GIVEN EXERCISE
Please revise the lines below so that each "confidence-band" becomes "shaded-interval" and nothing else changes. Leave out the pictures.

## Begin

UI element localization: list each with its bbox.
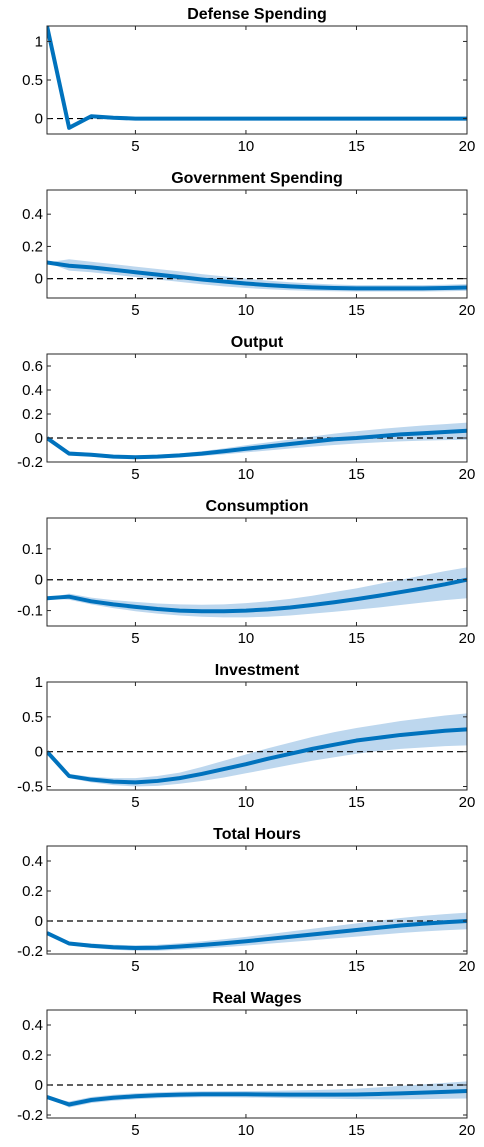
y-tick-label: -0.1 bbox=[17, 603, 43, 620]
series-line bbox=[47, 428, 467, 460]
axes-box bbox=[46, 353, 468, 463]
y-tick-label: 0.4 bbox=[22, 206, 43, 223]
x-tick-label: 20 bbox=[459, 466, 476, 483]
axes-box bbox=[46, 845, 468, 955]
plot-area bbox=[47, 567, 467, 618]
y-tick-label: 1 bbox=[35, 674, 43, 691]
y-tick-label: -0.5 bbox=[17, 779, 43, 796]
y-tick-label: -0.2 bbox=[17, 454, 43, 471]
y-tick-label: 0.4 bbox=[22, 1017, 43, 1034]
confidence-band bbox=[47, 422, 467, 459]
series-line bbox=[47, 1089, 467, 1107]
x-tick-label: 15 bbox=[348, 302, 365, 319]
x-tick-label: 10 bbox=[238, 302, 255, 319]
confidence-band bbox=[47, 567, 467, 618]
panel-5: 5 10 15 20 -0.5 0 0.5 1 Investment bbox=[17, 662, 475, 811]
x-tick-label: 20 bbox=[459, 630, 476, 647]
y-tick-label: 1 bbox=[35, 33, 43, 50]
x-tick-label: 20 bbox=[459, 794, 476, 811]
x-tick-label: 5 bbox=[131, 630, 139, 647]
axes-box bbox=[46, 189, 468, 299]
y-tick-label: 0 bbox=[35, 572, 43, 589]
panel-title: Consumption bbox=[205, 498, 308, 515]
x-tick-label: 10 bbox=[238, 958, 255, 975]
plot-area bbox=[47, 713, 467, 787]
x-tick-label: 20 bbox=[459, 958, 476, 975]
x-tick-label: 5 bbox=[131, 466, 139, 483]
series-line bbox=[47, 919, 467, 950]
panel-title: Investment bbox=[215, 662, 300, 679]
y-tick-label: 0.5 bbox=[22, 72, 43, 89]
x-tick-label: 5 bbox=[131, 138, 139, 155]
panel-3: 5 10 15 20 -0.2 0 0.2 0.4 0.6 Output bbox=[17, 334, 475, 483]
series-line bbox=[47, 260, 467, 291]
x-tick-label: 15 bbox=[348, 958, 365, 975]
y-tick-label: 0 bbox=[35, 271, 43, 288]
y-tick-label: 0 bbox=[35, 744, 43, 761]
plot-area bbox=[47, 422, 467, 460]
panel-7: 5 10 15 20 -0.2 0 0.2 0.4 Real Wages bbox=[17, 990, 475, 1139]
x-tick-label: 10 bbox=[238, 630, 255, 647]
y-tick-label: -0.2 bbox=[17, 1107, 43, 1124]
panel-1: 5 10 15 20 0 0.5 1 Defense Spending bbox=[22, 6, 475, 155]
y-tick-label: 0.1 bbox=[22, 541, 43, 558]
x-tick-label: 15 bbox=[348, 138, 365, 155]
panel-title: Output bbox=[231, 334, 284, 351]
y-tick-label: 0 bbox=[35, 111, 43, 128]
plot-area bbox=[47, 26, 467, 130]
x-tick-label: 20 bbox=[459, 302, 476, 319]
panel-2: 5 10 15 20 0 0.2 0.4 Government Spending bbox=[22, 170, 475, 319]
axes-box bbox=[46, 517, 468, 627]
series-line bbox=[47, 577, 467, 614]
y-tick-label: 0.2 bbox=[22, 1047, 43, 1064]
axes-box bbox=[46, 1009, 468, 1119]
y-tick-label: 0.4 bbox=[22, 853, 43, 870]
panel-title: Total Hours bbox=[213, 826, 301, 843]
x-tick-label: 10 bbox=[238, 138, 255, 155]
x-tick-label: 15 bbox=[348, 1122, 365, 1139]
y-tick-label: 0 bbox=[35, 1077, 43, 1094]
x-tick-label: 20 bbox=[459, 1122, 476, 1139]
x-tick-label: 5 bbox=[131, 958, 139, 975]
series-line bbox=[47, 26, 467, 130]
y-tick-label: 0.2 bbox=[22, 406, 43, 423]
y-tick-label: -0.2 bbox=[17, 943, 43, 960]
confidence-band bbox=[47, 26, 467, 129]
panel-title: Government Spending bbox=[171, 170, 343, 187]
axes-box bbox=[46, 681, 468, 791]
confidence-band bbox=[47, 912, 467, 951]
series-line bbox=[47, 727, 467, 785]
y-tick-label: 0 bbox=[35, 913, 43, 930]
x-tick-label: 15 bbox=[348, 466, 365, 483]
x-tick-label: 5 bbox=[131, 794, 139, 811]
y-tick-label: 0.2 bbox=[22, 238, 43, 255]
y-tick-label: 0.2 bbox=[22, 883, 43, 900]
x-tick-label: 20 bbox=[459, 138, 476, 155]
panel-title: Real Wages bbox=[212, 990, 301, 1007]
panel-4: 5 10 15 20 -0.1 0 0.1 Consumption bbox=[17, 498, 475, 647]
x-tick-label: 5 bbox=[131, 1122, 139, 1139]
y-tick-label: 0.5 bbox=[22, 709, 43, 726]
confidence-band bbox=[47, 713, 467, 787]
panel-title: Defense Spending bbox=[187, 6, 327, 23]
x-tick-label: 10 bbox=[238, 466, 255, 483]
x-tick-label: 10 bbox=[238, 794, 255, 811]
x-tick-label: 5 bbox=[131, 302, 139, 319]
x-tick-label: 10 bbox=[238, 1122, 255, 1139]
y-tick-label: 0.4 bbox=[22, 382, 43, 399]
y-tick-label: 0.6 bbox=[22, 358, 43, 375]
x-tick-label: 15 bbox=[348, 794, 365, 811]
x-tick-label: 15 bbox=[348, 630, 365, 647]
plot-area bbox=[47, 912, 467, 951]
plot-area bbox=[47, 1081, 467, 1108]
plot-area bbox=[47, 259, 467, 292]
panel-6: 5 10 15 20 -0.2 0 0.2 0.4 Total Hours bbox=[17, 826, 475, 975]
y-tick-label: 0 bbox=[35, 430, 43, 447]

## End

WRITTEN ANSWER
UI element localization: list each with its bbox.
y-tick-label: -0.1 bbox=[17, 603, 43, 620]
series-line bbox=[47, 428, 467, 460]
axes-box bbox=[46, 353, 468, 463]
y-tick-label: 0.4 bbox=[22, 206, 43, 223]
x-tick-label: 20 bbox=[459, 466, 476, 483]
axes-box bbox=[46, 845, 468, 955]
plot-area bbox=[47, 567, 467, 618]
y-tick-label: 1 bbox=[35, 674, 43, 691]
y-tick-label: -0.5 bbox=[17, 779, 43, 796]
y-tick-label: -0.2 bbox=[17, 454, 43, 471]
y-tick-label: 0.4 bbox=[22, 1017, 43, 1034]
shaded-interval bbox=[47, 422, 467, 459]
series-line bbox=[47, 1089, 467, 1107]
x-tick-label: 15 bbox=[348, 302, 365, 319]
x-tick-label: 10 bbox=[238, 302, 255, 319]
shaded-interval bbox=[47, 567, 467, 618]
panel-5: 5 10 15 20 -0.5 0 0.5 1 Investment bbox=[17, 662, 475, 811]
x-tick-label: 20 bbox=[459, 630, 476, 647]
y-tick-label: 1 bbox=[35, 33, 43, 50]
x-tick-label: 20 bbox=[459, 794, 476, 811]
x-tick-label: 5 bbox=[131, 630, 139, 647]
axes-box bbox=[46, 189, 468, 299]
y-tick-label: 0 bbox=[35, 572, 43, 589]
panel-title: Consumption bbox=[205, 498, 308, 515]
x-tick-label: 10 bbox=[238, 958, 255, 975]
plot-area bbox=[47, 713, 467, 787]
x-tick-label: 20 bbox=[459, 958, 476, 975]
x-tick-label: 5 bbox=[131, 466, 139, 483]
series-line bbox=[47, 919, 467, 950]
panel-title: Investment bbox=[215, 662, 300, 679]
y-tick-label: 0.5 bbox=[22, 72, 43, 89]
x-tick-label: 5 bbox=[131, 138, 139, 155]
panel-3: 5 10 15 20 -0.2 0 0.2 0.4 0.6 Output bbox=[17, 334, 475, 483]
series-line bbox=[47, 260, 467, 291]
x-tick-label: 15 bbox=[348, 958, 365, 975]
y-tick-label: 0 bbox=[35, 271, 43, 288]
y-tick-label: 0 bbox=[35, 744, 43, 761]
plot-area bbox=[47, 422, 467, 460]
panel-7: 5 10 15 20 -0.2 0 0.2 0.4 Real Wages bbox=[17, 990, 475, 1139]
x-tick-label: 10 bbox=[238, 630, 255, 647]
y-tick-label: -0.2 bbox=[17, 1107, 43, 1124]
panel-1: 5 10 15 20 0 0.5 1 Defense Spending bbox=[22, 6, 475, 155]
y-tick-label: 0.1 bbox=[22, 541, 43, 558]
x-tick-label: 15 bbox=[348, 138, 365, 155]
panel-title: Output bbox=[231, 334, 284, 351]
y-tick-label: 0 bbox=[35, 111, 43, 128]
plot-area bbox=[47, 26, 467, 130]
x-tick-label: 20 bbox=[459, 302, 476, 319]
panel-2: 5 10 15 20 0 0.2 0.4 Government Spending bbox=[22, 170, 475, 319]
axes-box bbox=[46, 517, 468, 627]
series-line bbox=[47, 577, 467, 614]
y-tick-label: 0.2 bbox=[22, 1047, 43, 1064]
axes-box bbox=[46, 1009, 468, 1119]
y-tick-label: 0.4 bbox=[22, 853, 43, 870]
panel-title: Total Hours bbox=[213, 826, 301, 843]
x-tick-label: 10 bbox=[238, 138, 255, 155]
x-tick-label: 15 bbox=[348, 1122, 365, 1139]
y-tick-label: 0 bbox=[35, 1077, 43, 1094]
x-tick-label: 20 bbox=[459, 1122, 476, 1139]
x-tick-label: 5 bbox=[131, 958, 139, 975]
series-line bbox=[47, 26, 467, 130]
y-tick-label: 0.2 bbox=[22, 406, 43, 423]
y-tick-label: -0.2 bbox=[17, 943, 43, 960]
shaded-interval bbox=[47, 26, 467, 129]
panel-title: Government Spending bbox=[171, 170, 343, 187]
axes-box bbox=[46, 681, 468, 791]
shaded-interval bbox=[47, 912, 467, 951]
series-line bbox=[47, 727, 467, 785]
y-tick-label: 0 bbox=[35, 913, 43, 930]
x-tick-label: 15 bbox=[348, 466, 365, 483]
x-tick-label: 5 bbox=[131, 794, 139, 811]
y-tick-label: 0.2 bbox=[22, 238, 43, 255]
y-tick-label: 0.2 bbox=[22, 883, 43, 900]
x-tick-label: 20 bbox=[459, 138, 476, 155]
panel-title: Real Wages bbox=[212, 990, 301, 1007]
panel-4: 5 10 15 20 -0.1 0 0.1 Consumption bbox=[17, 498, 475, 647]
x-tick-label: 5 bbox=[131, 1122, 139, 1139]
y-tick-label: 0.5 bbox=[22, 709, 43, 726]
shaded-interval bbox=[47, 713, 467, 787]
panel-title: Defense Spending bbox=[187, 6, 327, 23]
x-tick-label: 10 bbox=[238, 466, 255, 483]
x-tick-label: 10 bbox=[238, 794, 255, 811]
x-tick-label: 5 bbox=[131, 302, 139, 319]
x-tick-label: 10 bbox=[238, 1122, 255, 1139]
y-tick-label: 0.4 bbox=[22, 382, 43, 399]
y-tick-label: 0.6 bbox=[22, 358, 43, 375]
x-tick-label: 15 bbox=[348, 794, 365, 811]
x-tick-label: 15 bbox=[348, 630, 365, 647]
plot-area bbox=[47, 912, 467, 951]
plot-area bbox=[47, 1081, 467, 1108]
plot-area bbox=[47, 259, 467, 292]
panel-6: 5 10 15 20 -0.2 0 0.2 0.4 Total Hours bbox=[17, 826, 475, 975]
y-tick-label: 0 bbox=[35, 430, 43, 447]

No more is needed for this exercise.